EXERCISE INSTRUCTIONS: Check each line of the listing below for the string "text", and give only how many lines hold it.

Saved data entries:

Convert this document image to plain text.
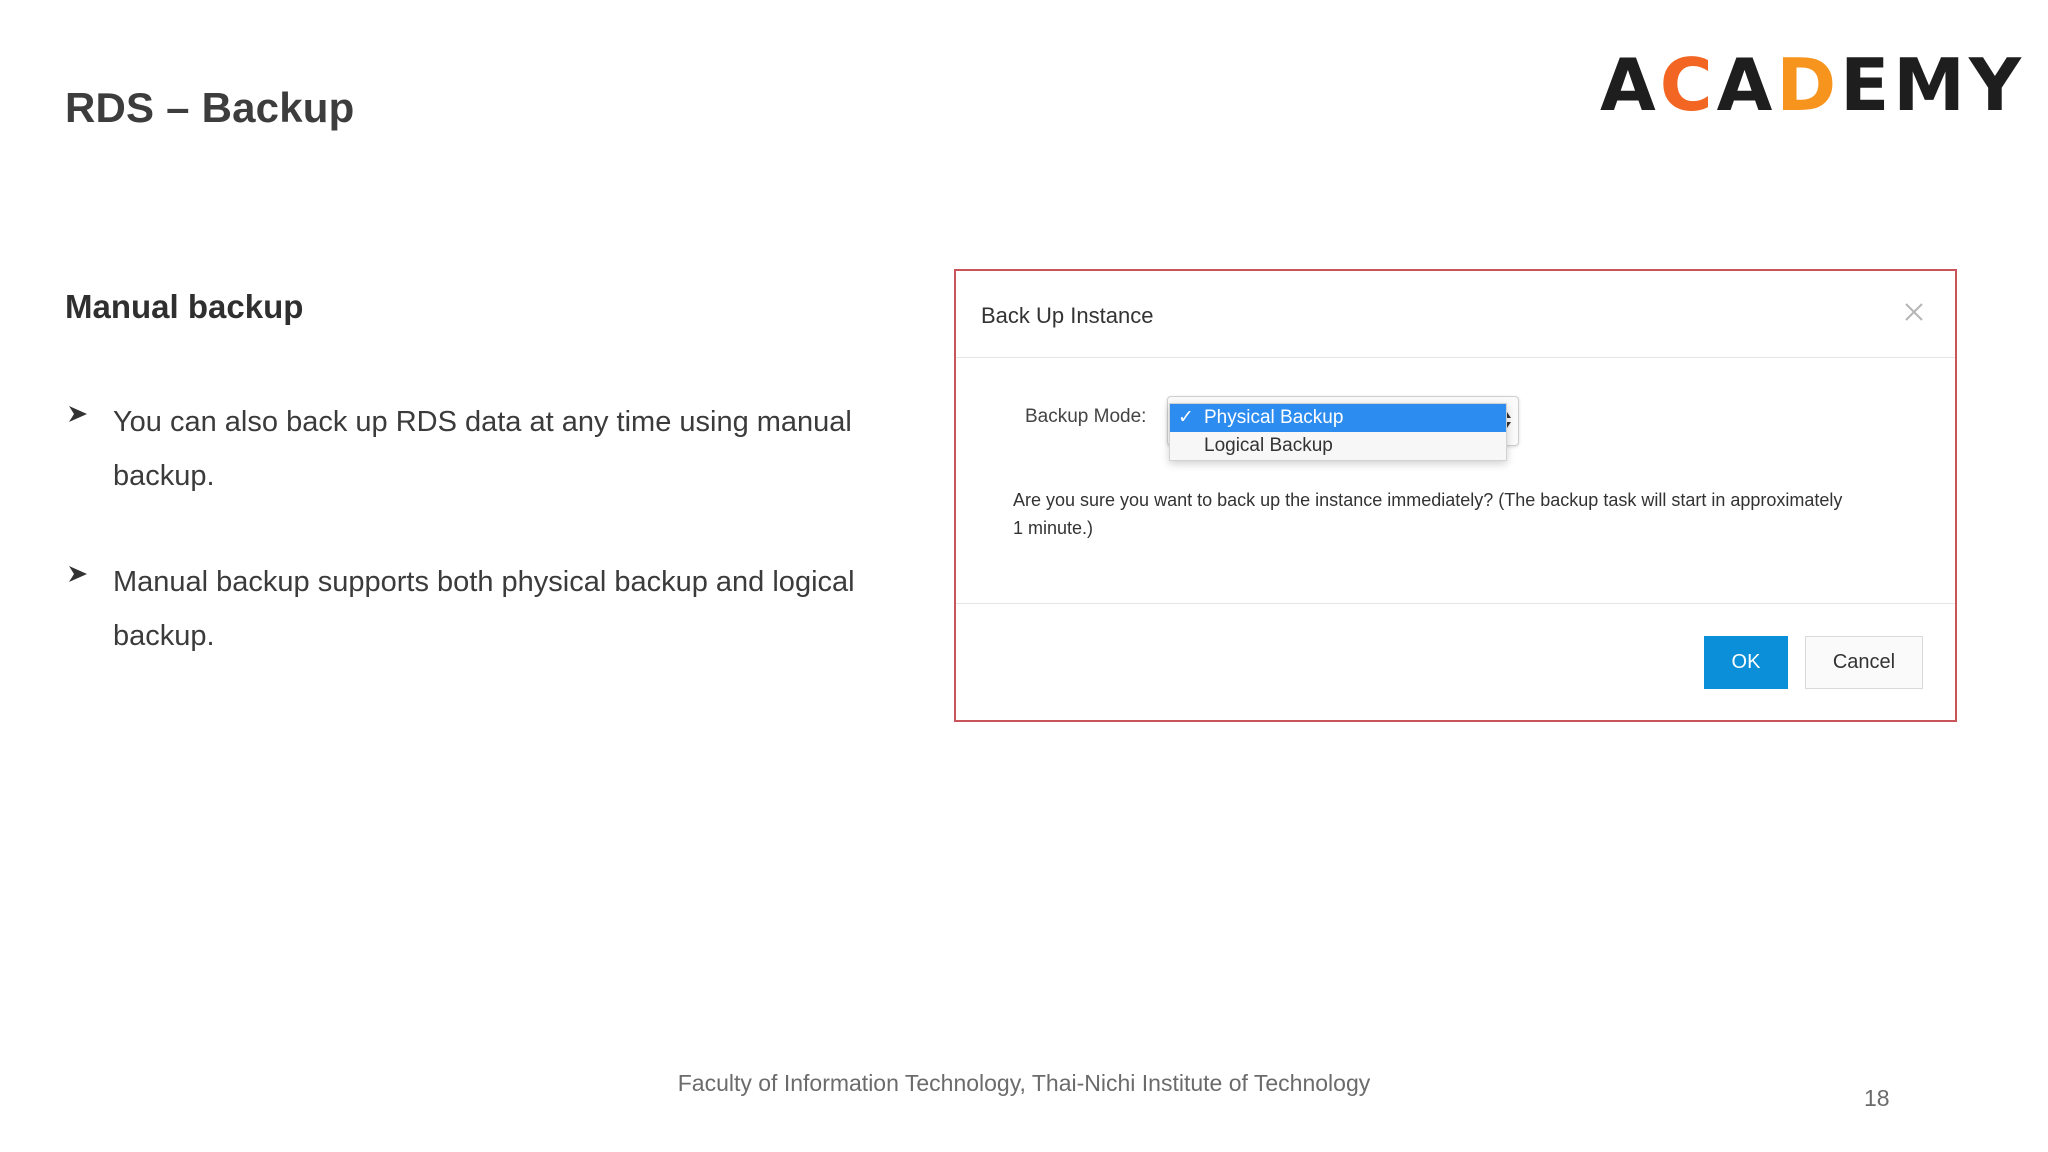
RDS – Backup	ACADEMY
Manual backup
You can also back up RDS data at any time using manual backup.
Manual backup supports both physical backup and logical backup.
Back Up Instance
Backup Mode: ✓ Physical Backup
Logical Backup
Are you sure you want to back up the instance immediately? (The backup task will start in approximately 1 minute.)
OK	Cancel
Faculty of Information Technology, Thai-Nichi Institute of Technology
18
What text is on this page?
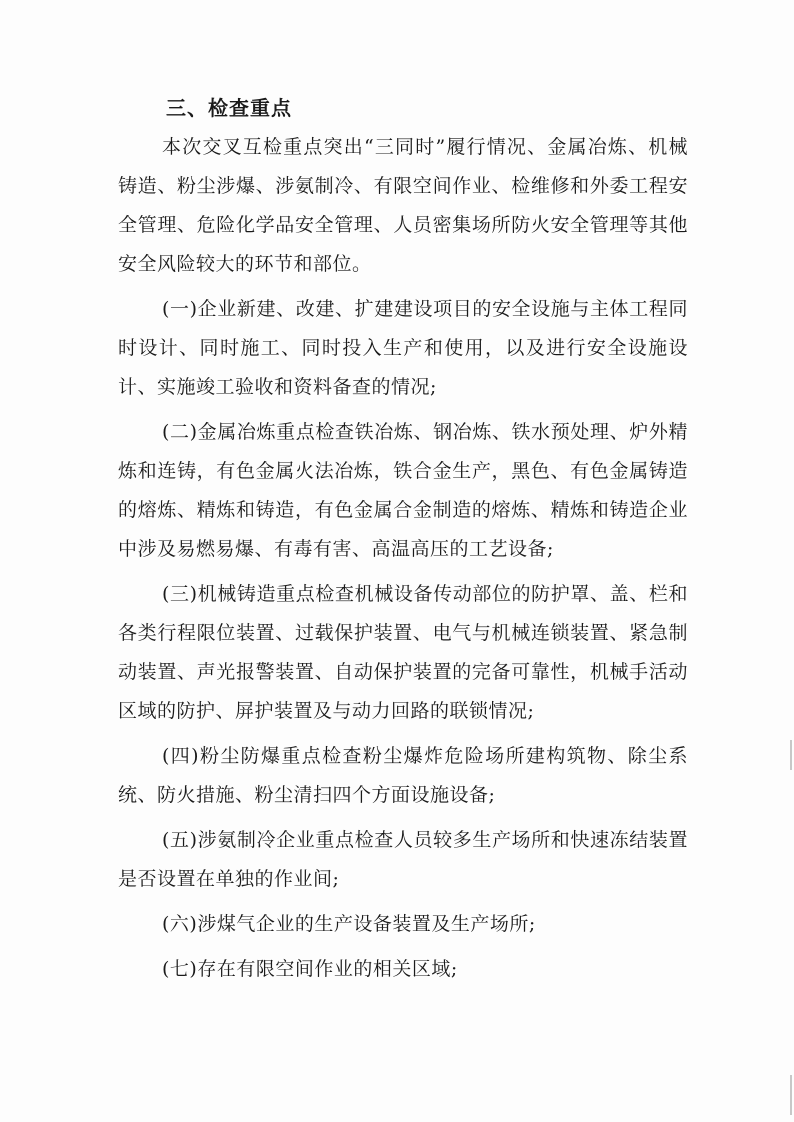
三、检查重点

本次交叉互检重点突出“三同时”履行情况、金属冶炼、机械铸造、粉尘涉爆、涉氨制冷、有限空间作业、检维修和外委工程安全管理、危险化学品安全管理、人员密集场所防火安全管理等其他安全风险较大的环节和部位。

(一)企业新建、改建、扩建建设项目的安全设施与主体工程同时设计、同时施工、同时投入生产和使用，以及进行安全设施设计、实施竣工验收和资料备查的情况;

(二)金属冶炼重点检查铁冶炼、钢冶炼、铁水预处理、炉外精炼和连铸，有色金属火法冶炼，铁合金生产，黑色、有色金属铸造的熔炼、精炼和铸造，有色金属合金制造的熔炼、精炼和铸造企业中涉及易燃易爆、有毒有害、高温高压的工艺设备;

(三)机械铸造重点检查机械设备传动部位的防护罩、盖、栏和各类行程限位装置、过载保护装置、电气与机械连锁装置、紧急制动装置、声光报警装置、自动保护装置的完备可靠性，机械手活动区域的防护、屏护装置及与动力回路的联锁情况;

(四)粉尘防爆重点检查粉尘爆炸危险场所建构筑物、除尘系统、防火措施、粉尘清扫四个方面设施设备;

(五)涉氨制冷企业重点检查人员较多生产场所和快速冻结装置是否设置在单独的作业间;

(六)涉煤气企业的生产设备装置及生产场所;

(七)存在有限空间作业的相关区域;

EXERCISE OUTPUT: 2